Copy out each line exactly as it appears.
:: Dataset extract
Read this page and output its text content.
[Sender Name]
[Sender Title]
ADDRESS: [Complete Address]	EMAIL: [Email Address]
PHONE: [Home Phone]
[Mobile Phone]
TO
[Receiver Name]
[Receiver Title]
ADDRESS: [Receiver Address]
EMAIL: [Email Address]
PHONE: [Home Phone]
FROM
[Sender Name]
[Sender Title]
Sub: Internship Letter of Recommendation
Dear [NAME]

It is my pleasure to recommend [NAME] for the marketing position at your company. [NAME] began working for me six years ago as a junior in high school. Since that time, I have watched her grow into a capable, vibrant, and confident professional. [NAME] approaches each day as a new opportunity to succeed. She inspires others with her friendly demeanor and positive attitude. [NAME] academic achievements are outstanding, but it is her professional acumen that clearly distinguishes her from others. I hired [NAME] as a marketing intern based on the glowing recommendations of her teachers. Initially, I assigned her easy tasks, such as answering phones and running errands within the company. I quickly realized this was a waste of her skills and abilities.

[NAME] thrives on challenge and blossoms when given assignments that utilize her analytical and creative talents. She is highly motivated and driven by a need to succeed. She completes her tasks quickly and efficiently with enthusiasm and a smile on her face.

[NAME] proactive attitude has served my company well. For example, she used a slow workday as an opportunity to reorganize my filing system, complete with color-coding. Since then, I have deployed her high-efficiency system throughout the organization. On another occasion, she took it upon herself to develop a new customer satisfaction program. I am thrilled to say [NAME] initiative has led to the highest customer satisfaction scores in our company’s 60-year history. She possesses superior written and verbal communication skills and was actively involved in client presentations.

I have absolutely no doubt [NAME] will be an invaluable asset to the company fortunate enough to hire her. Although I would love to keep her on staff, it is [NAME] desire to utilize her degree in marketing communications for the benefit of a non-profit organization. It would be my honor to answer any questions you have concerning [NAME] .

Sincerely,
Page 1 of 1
::::
▶ _Solution to this problem_:
Read this page and output its text content.
[Sender Name]
[Sender Title]
ADDRESS: [Complete Address]	EMAIL: [Email Address]
PHONE: [Home Phone]
[Mobile Phone]
TO
[Receiver Name]
[Receiver Title]
ADDRESS: [Receiver Address]
EMAIL: [Email Address]
PHONE: [Home Phone]
FROM
[Sender Name]
[Sender Title]
Sub: Internship Letter of Recommendation
Dear [NAME]

It is my pleasure to recommend [NAME] for the marketing position at your company. [NAME] began working for me six years ago as a junior in high school. Since that time, I have watched her grow into a capable, vibrant, and confident professional. [NAME] approaches each day as a new opportunity to succeed. She inspires others with her friendly demeanor and positive attitude. [NAME] academic achievements are outstanding, but it is her professional acumen that clearly distinguishes her from others. I hired [NAME] as a marketing intern based on the glowing recommendations of her teachers. Initially, I assigned her easy tasks, such as answering phones and running errands within the company. I quickly realized this was a waste of her skills and abilities.

[NAME] thrives on challenge and blossoms when given assignments that utilize her analytical and creative talents. She is highly motivated and driven by a need to succeed. She completes her tasks quickly and efficiently with enthusiasm and a smile on her face.

[NAME] proactive attitude has served my company well. For example, she used a slow workday as an opportunity to reorganize my filing system, complete with color-coding. Since then, I have deployed her high-efficiency system throughout the organization. On another occasion, she took it upon herself to develop a new customer satisfaction program. I am thrilled to say [NAME] initiative has led to the highest customer satisfaction scores in our company’s 60-year history. She possesses superior written and verbal communication skills and was actively involved in client presentations.

I have absolutely no doubt [NAME] will be an invaluable asset to the company fortunate enough to hire her. Although I would love to keep her on staff, it is [NAME] desire to utilize her degree in marketing communications for the benefit of a non-profit organization. It would be my honor to answer any questions you have concerning [NAME] .

Sincerely,
Page 1 of 1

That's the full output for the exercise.